Separate out the lines that hold "Forecast".

** Begin **

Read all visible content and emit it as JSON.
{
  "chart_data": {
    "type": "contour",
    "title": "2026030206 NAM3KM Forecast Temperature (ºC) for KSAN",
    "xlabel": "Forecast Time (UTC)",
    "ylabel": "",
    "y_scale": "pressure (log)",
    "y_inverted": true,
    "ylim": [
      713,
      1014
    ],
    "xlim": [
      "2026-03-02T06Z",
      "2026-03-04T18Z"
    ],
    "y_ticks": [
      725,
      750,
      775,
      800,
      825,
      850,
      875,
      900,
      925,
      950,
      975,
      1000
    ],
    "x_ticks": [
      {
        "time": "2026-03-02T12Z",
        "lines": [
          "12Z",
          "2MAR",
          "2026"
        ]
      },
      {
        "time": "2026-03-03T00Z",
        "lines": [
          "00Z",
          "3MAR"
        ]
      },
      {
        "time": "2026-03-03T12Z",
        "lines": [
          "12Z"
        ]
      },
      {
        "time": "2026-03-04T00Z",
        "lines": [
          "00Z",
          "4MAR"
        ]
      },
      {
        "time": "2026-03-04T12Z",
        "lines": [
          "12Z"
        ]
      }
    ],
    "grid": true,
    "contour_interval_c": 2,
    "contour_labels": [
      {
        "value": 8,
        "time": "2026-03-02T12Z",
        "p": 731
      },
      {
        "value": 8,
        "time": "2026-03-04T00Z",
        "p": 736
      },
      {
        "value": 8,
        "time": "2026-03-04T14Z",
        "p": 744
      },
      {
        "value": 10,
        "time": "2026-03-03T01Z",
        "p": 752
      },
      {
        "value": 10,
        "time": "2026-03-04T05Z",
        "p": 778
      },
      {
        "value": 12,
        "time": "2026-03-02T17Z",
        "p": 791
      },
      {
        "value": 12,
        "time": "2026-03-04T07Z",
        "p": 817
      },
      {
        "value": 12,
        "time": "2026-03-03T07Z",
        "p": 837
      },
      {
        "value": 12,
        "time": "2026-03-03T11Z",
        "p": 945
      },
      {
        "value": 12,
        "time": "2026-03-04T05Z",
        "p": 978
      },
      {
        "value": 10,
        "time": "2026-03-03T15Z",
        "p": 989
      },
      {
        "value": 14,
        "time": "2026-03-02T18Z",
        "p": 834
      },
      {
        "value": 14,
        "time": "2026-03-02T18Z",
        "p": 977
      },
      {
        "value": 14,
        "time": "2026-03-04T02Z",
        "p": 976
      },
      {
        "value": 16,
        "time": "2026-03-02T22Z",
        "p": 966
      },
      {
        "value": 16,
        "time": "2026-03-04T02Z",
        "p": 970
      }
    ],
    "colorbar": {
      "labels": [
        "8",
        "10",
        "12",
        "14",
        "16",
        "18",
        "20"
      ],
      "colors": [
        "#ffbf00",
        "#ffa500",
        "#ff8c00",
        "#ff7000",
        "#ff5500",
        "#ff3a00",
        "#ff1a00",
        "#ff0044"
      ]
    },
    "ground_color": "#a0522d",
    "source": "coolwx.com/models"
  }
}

** End **

- Reply
    "title": "2026030206 NAM3KM Forecast Temperature (ºC) for KSAN",
    "xlabel": "Forecast Time (UTC)",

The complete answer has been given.